Dataset items:
_ _ _

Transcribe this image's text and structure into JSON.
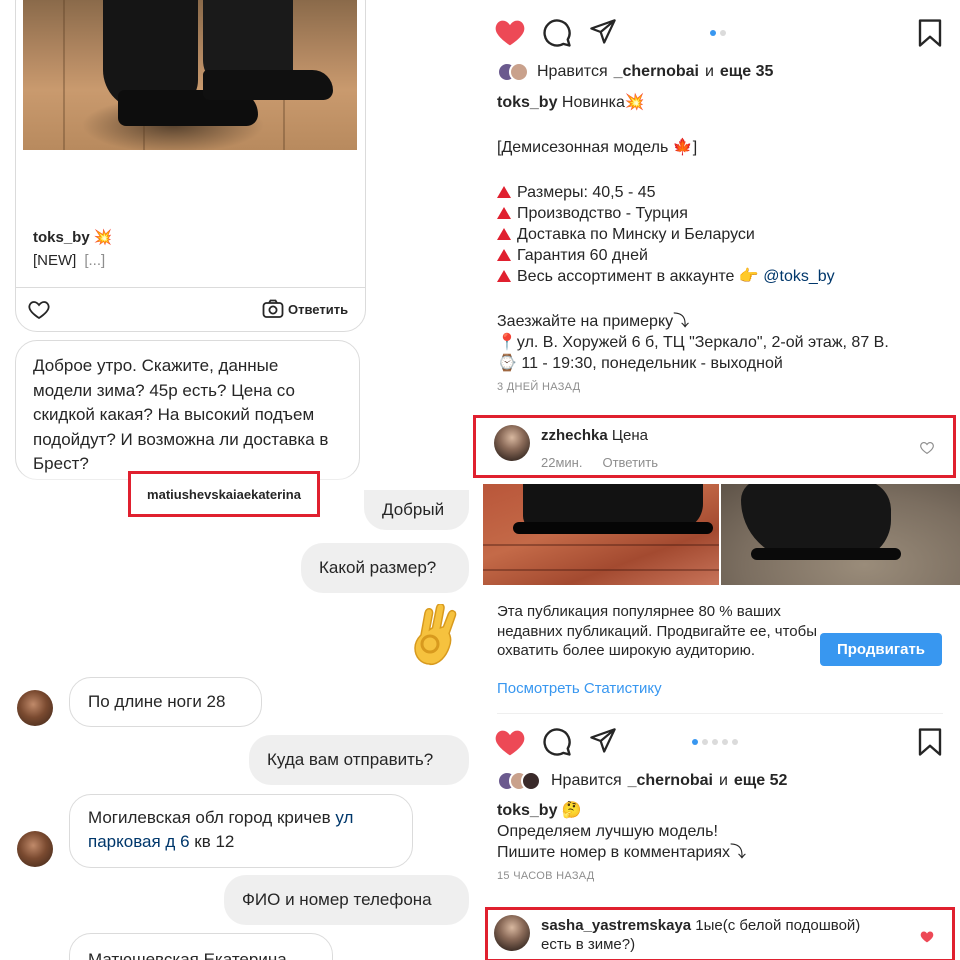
{
  "shared_post": {
    "author": "toks_by",
    "emoji": "💥",
    "text": "[NEW]",
    "more": "[...]",
    "reply_label": "Ответить"
  },
  "chat": {
    "incoming_question": "Доброе утро. Скажите, данные модели зима? 45р есть? Цена со скидкой какая? На высокий подъем подойдут? И возможна ли доставка в Брест?",
    "username_tag": "matiushevskaiaekaterina",
    "messages": [
      {
        "side": "out",
        "text": "Добрый"
      },
      {
        "side": "out",
        "text": "Какой размер?"
      },
      {
        "side": "out",
        "text": "👌"
      },
      {
        "side": "in",
        "text": "По длине ноги 28"
      },
      {
        "side": "out",
        "text": "Куда вам отправить?"
      },
      {
        "side": "in",
        "text_before": "Могилевская обл город кричев ",
        "text_link": "ул парковая д 6",
        "text_after": " кв 12"
      },
      {
        "side": "out",
        "text": "ФИО и номер телефона"
      },
      {
        "side": "in",
        "text": "Матюшевская Екатерина"
      }
    ]
  },
  "post1": {
    "likes_prefix": "Нравится",
    "likes_user": "_chernobai",
    "likes_and": "и",
    "likes_more": "еще 35",
    "author": "toks_by",
    "title": "Новинка💥",
    "season_line": "[Демисезонная модель 🍁]",
    "bullets": [
      "Размеры: 40,5 - 45",
      "Производство - Турция",
      "Доставка по Минску и Беларуси",
      "Гарантия 60 дней",
      "Весь ассортимент в аккаунте 👉"
    ],
    "mention": "@toks_by",
    "visit_line": "Заезжайте на примерку⤵",
    "address_line": "📍ул. В. Хоружей 6 б, ТЦ \"Зеркало\", 2-ой этаж, 87 В.",
    "hours_line": "⌚ 11 - 19:30, понедельник - выходной",
    "timestamp": "3 ДНЕЙ НАЗАД"
  },
  "comment1": {
    "user": "zzhechka",
    "text": "Цена",
    "time": "22мин.",
    "reply": "Ответить"
  },
  "promo": {
    "text": "Эта публикация популярнее 80 % ваших недавних публикаций. Продвигайте ее, чтобы охватить более широкую аудиторию.",
    "link": "Посмотреть Статистику",
    "button": "Продвигать"
  },
  "post2": {
    "likes_prefix": "Нравится",
    "likes_user": "_chernobai",
    "likes_and": "и",
    "likes_more": "еще 52",
    "author": "toks_by",
    "emoji": "🤔",
    "line1": "Определяем лучшую модель!",
    "line2": "Пишите номер в комментариях⤵",
    "timestamp": "15 ЧАСОВ НАЗАД"
  },
  "comment2": {
    "user": "sasha_yastremskaya",
    "text_line1": "1ые(с белой подошвой)",
    "text_line2": "есть в зиме?)"
  },
  "colors": {
    "highlight_red": "#e0202f",
    "like_red": "#ed4956",
    "link_blue": "#00376b",
    "button_blue": "#3897f0",
    "bubble_gray": "#efefef"
  }
}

_ _ _

• _Task directions_:
Every entry above is to be set down exactly; the pictures are to be left out.

• _Output of the task_:
Transcribe this image's text and structure into JSON.
{
  "shared_post": {
    "author": "toks_by",
    "emoji": "💥",
    "text": "[NEW]",
    "more": "[...]",
    "reply_label": "Ответить"
  },
  "chat": {
    "incoming_question": "Доброе утро. Скажите, данные модели зима? 45р есть? Цена со скидкой какая? На высокий подъем подойдут? И возможна ли доставка в Брест?",
    "username_tag": "matiushevskaiaekaterina",
    "messages": [
      {
        "side": "out",
        "text": "Добрый"
      },
      {
        "side": "out",
        "text": "Какой размер?"
      },
      {
        "side": "out",
        "text": "👌"
      },
      {
        "side": "in",
        "text": "По длине ноги 28"
      },
      {
        "side": "out",
        "text": "Куда вам отправить?"
      },
      {
        "side": "in",
        "text_before": "Могилевская обл город кричев ",
        "text_link": "ул парковая д 6",
        "text_after": " кв 12"
      },
      {
        "side": "out",
        "text": "ФИО и номер телефона"
      },
      {
        "side": "in",
        "text": "Матюшевская Екатерина"
      }
    ]
  },
  "post1": {
    "likes_prefix": "Нравится",
    "likes_user": "_chernobai",
    "likes_and": "и",
    "likes_more": "еще 35",
    "author": "toks_by",
    "title": "Новинка💥",
    "season_line": "[Демисезонная модель 🍁]",
    "bullets": [
      "Размеры: 40,5 - 45",
      "Производство - Турция",
      "Доставка по Минску и Беларуси",
      "Гарантия 60 дней",
      "Весь ассортимент в аккаунте 👉"
    ],
    "mention": "@toks_by",
    "visit_line": "Заезжайте на примерку⤵",
    "address_line": "📍ул. В. Хоружей 6 б, ТЦ \"Зеркало\", 2-ой этаж, 87 В.",
    "hours_line": "⌚ 11 - 19:30, понедельник - выходной",
    "timestamp": "3 ДНЕЙ НАЗАД"
  },
  "comment1": {
    "user": "zzhechka",
    "text": "Цена",
    "time": "22мин.",
    "reply": "Ответить"
  },
  "promo": {
    "text": "Эта публикация популярнее 80 % ваших недавних публикаций. Продвигайте ее, чтобы охватить более широкую аудиторию.",
    "link": "Посмотреть Статистику",
    "button": "Продвигать"
  },
  "post2": {
    "likes_prefix": "Нравится",
    "likes_user": "_chernobai",
    "likes_and": "и",
    "likes_more": "еще 52",
    "author": "toks_by",
    "emoji": "🤔",
    "line1": "Определяем лучшую модель!",
    "line2": "Пишите номер в комментариях⤵",
    "timestamp": "15 ЧАСОВ НАЗАД"
  },
  "comment2": {
    "user": "sasha_yastremskaya",
    "text_line1": "1ые(с белой подошвой)",
    "text_line2": "есть в зиме?)"
  },
  "colors": {
    "highlight_red": "#e0202f",
    "like_red": "#ed4956",
    "link_blue": "#00376b",
    "button_blue": "#3897f0",
    "bubble_gray": "#efefef"
  }
}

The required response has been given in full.